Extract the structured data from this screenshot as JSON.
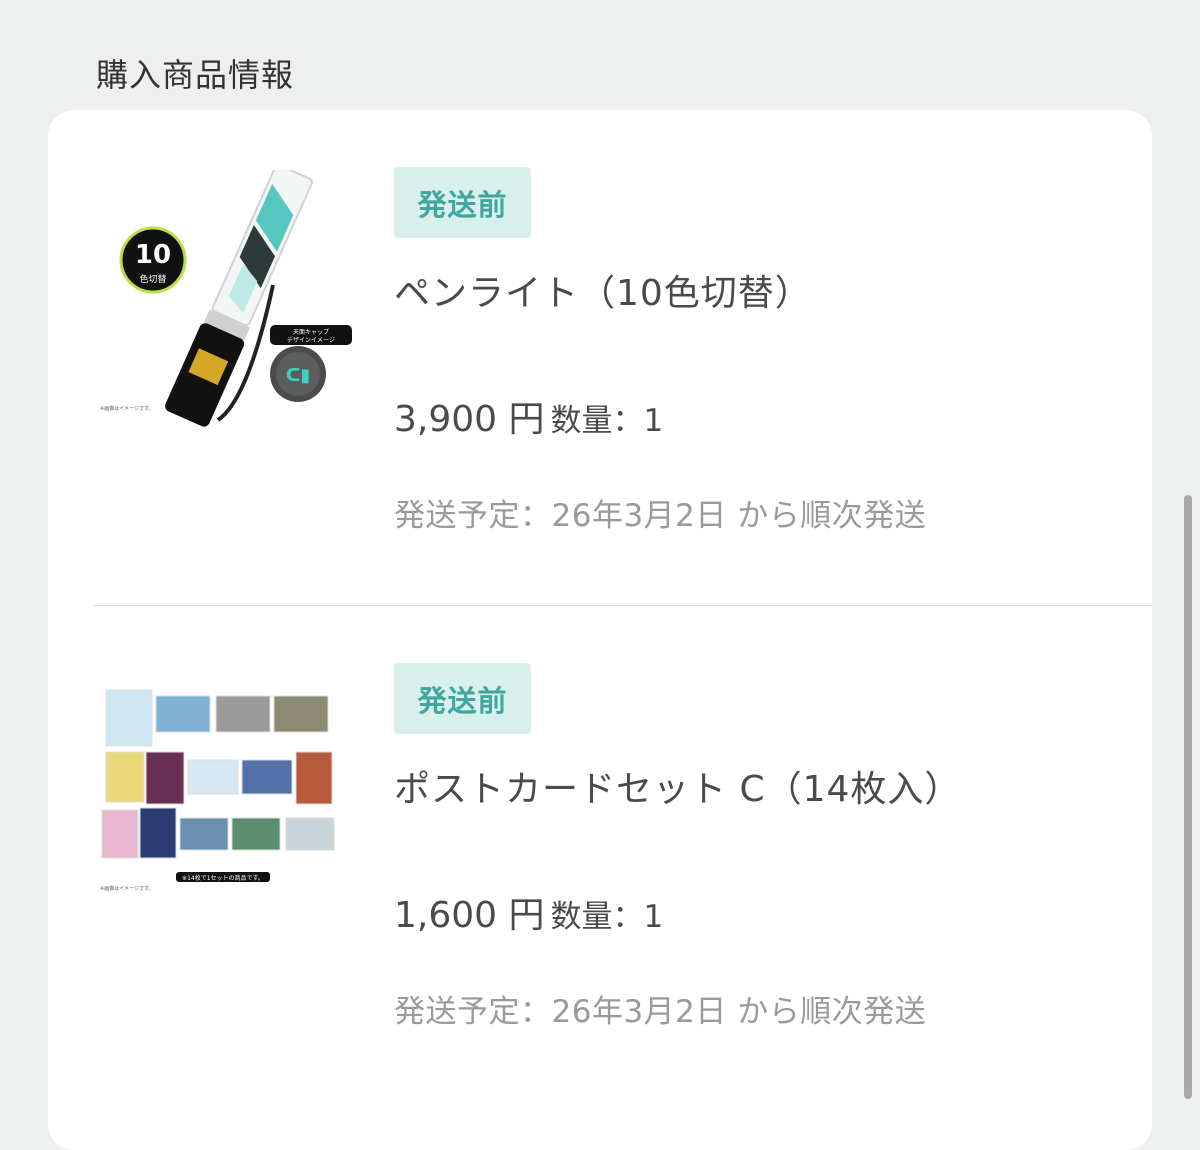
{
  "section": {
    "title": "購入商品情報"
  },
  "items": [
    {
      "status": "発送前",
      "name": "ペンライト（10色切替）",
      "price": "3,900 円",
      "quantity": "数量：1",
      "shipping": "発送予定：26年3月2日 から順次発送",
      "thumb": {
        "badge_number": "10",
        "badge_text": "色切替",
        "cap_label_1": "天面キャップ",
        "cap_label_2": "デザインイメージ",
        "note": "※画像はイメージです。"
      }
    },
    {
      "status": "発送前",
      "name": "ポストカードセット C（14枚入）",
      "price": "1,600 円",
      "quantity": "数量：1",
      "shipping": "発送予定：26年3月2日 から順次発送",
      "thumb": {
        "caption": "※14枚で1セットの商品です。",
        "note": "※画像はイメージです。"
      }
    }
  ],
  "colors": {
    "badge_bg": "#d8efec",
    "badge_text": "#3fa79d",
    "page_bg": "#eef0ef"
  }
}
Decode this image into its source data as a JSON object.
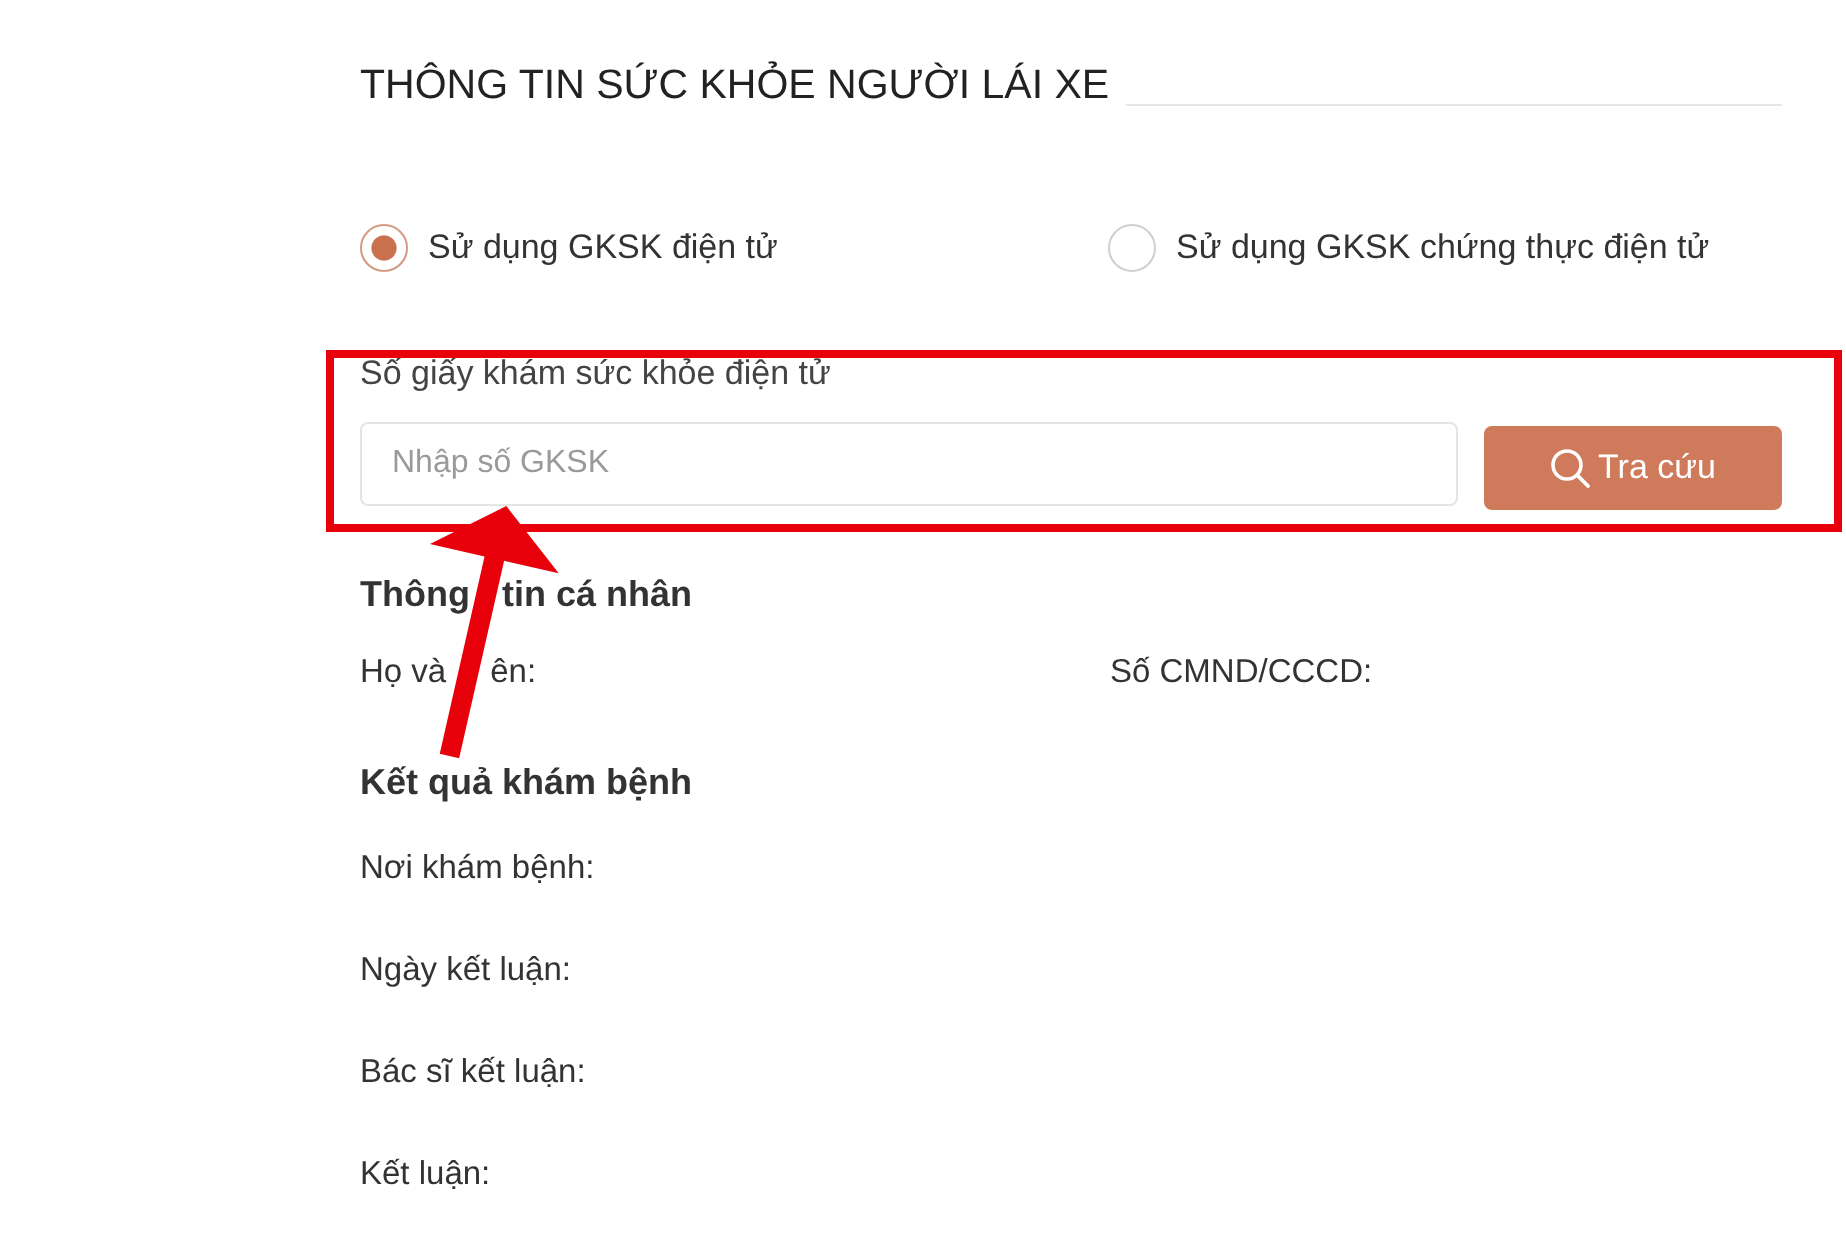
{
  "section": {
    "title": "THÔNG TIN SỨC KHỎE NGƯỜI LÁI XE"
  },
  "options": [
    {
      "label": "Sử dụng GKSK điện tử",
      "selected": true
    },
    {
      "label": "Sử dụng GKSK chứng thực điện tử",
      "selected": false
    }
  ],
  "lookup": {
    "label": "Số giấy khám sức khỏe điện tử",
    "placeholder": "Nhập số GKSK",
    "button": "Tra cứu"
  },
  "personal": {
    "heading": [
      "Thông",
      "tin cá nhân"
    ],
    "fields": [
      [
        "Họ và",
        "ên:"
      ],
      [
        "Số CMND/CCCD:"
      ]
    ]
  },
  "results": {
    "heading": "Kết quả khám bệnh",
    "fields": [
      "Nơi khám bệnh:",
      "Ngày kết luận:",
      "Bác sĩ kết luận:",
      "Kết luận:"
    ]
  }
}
•••
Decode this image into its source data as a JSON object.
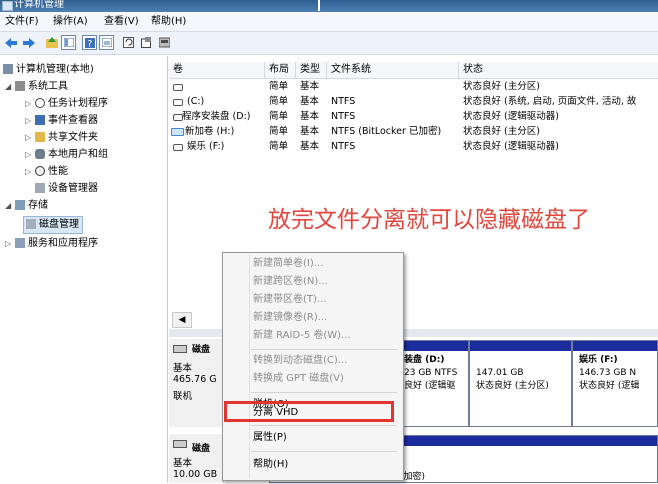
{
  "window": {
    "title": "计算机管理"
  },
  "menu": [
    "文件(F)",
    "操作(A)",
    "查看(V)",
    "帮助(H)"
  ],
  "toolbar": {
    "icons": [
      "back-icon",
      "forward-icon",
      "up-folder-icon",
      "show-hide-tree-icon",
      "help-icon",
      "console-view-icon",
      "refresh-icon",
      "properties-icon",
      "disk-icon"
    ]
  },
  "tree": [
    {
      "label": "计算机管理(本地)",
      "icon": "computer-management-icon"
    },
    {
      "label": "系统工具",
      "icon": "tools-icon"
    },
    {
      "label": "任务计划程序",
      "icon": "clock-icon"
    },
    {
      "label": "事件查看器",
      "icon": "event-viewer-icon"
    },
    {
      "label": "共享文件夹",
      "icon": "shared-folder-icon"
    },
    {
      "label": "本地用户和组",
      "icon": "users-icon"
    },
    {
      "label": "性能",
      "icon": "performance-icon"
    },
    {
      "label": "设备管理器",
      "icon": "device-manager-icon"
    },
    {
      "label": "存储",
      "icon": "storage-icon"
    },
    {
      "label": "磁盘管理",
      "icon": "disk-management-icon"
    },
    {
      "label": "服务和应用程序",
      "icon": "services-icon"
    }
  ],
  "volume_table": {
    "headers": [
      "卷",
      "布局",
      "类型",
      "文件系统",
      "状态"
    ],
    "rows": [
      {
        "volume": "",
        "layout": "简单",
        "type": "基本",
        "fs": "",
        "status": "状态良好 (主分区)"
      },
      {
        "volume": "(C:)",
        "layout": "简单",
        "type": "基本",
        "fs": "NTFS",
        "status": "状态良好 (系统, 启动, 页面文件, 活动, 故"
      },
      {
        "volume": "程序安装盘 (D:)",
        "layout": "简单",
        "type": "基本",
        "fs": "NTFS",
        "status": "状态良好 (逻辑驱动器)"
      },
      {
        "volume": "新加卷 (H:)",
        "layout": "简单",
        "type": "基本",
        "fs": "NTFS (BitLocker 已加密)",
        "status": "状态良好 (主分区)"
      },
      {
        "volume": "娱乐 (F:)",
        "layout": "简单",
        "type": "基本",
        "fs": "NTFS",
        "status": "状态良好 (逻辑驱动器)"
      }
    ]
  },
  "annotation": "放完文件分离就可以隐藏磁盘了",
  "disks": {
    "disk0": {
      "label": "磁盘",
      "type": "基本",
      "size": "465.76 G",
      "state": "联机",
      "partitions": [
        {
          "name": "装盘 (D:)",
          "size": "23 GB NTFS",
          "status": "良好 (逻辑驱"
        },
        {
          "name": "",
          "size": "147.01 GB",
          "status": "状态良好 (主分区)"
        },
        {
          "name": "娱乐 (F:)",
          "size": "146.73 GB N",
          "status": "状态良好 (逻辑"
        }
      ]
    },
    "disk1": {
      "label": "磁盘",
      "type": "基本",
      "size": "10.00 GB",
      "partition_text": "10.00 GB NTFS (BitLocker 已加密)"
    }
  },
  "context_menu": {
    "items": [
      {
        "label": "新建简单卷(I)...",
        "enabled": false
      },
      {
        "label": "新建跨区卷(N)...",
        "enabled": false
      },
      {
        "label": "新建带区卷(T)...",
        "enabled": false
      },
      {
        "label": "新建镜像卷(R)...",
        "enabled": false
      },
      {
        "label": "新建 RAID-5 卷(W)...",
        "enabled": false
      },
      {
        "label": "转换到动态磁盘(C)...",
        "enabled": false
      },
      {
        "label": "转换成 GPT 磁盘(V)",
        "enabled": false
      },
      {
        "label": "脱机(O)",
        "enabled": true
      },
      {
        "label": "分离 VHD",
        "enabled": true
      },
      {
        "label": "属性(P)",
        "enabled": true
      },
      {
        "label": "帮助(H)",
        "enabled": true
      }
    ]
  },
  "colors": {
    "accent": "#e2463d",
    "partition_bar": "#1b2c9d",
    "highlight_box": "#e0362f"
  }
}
•••
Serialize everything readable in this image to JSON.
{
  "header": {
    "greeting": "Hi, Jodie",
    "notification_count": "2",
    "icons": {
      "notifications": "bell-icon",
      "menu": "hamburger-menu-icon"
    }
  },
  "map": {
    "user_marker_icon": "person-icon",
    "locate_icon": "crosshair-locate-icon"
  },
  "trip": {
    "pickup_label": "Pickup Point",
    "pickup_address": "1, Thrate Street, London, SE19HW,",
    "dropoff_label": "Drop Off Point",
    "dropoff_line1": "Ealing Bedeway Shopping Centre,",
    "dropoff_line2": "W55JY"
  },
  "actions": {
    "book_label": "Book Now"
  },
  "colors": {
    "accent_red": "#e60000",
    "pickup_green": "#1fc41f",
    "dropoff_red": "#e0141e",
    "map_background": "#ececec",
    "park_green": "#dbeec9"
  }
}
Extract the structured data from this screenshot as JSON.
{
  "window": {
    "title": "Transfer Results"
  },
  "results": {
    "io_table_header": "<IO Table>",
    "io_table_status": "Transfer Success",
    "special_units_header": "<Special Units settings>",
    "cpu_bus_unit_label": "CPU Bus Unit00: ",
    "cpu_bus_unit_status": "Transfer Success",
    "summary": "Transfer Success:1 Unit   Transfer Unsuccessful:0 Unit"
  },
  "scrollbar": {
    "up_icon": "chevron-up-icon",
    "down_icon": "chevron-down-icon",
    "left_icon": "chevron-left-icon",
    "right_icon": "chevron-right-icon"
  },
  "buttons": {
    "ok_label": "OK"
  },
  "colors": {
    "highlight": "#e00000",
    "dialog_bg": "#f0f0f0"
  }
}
•••
WHAT IS ASKED:
Filter the records for lines holding the string "khám". Copy each one.

SOLUTION:
    "label": "Số giấy khám sức khỏe điện tử",
    "heading": "Kết quả khám bệnh",
      "Nơi khám bệnh:",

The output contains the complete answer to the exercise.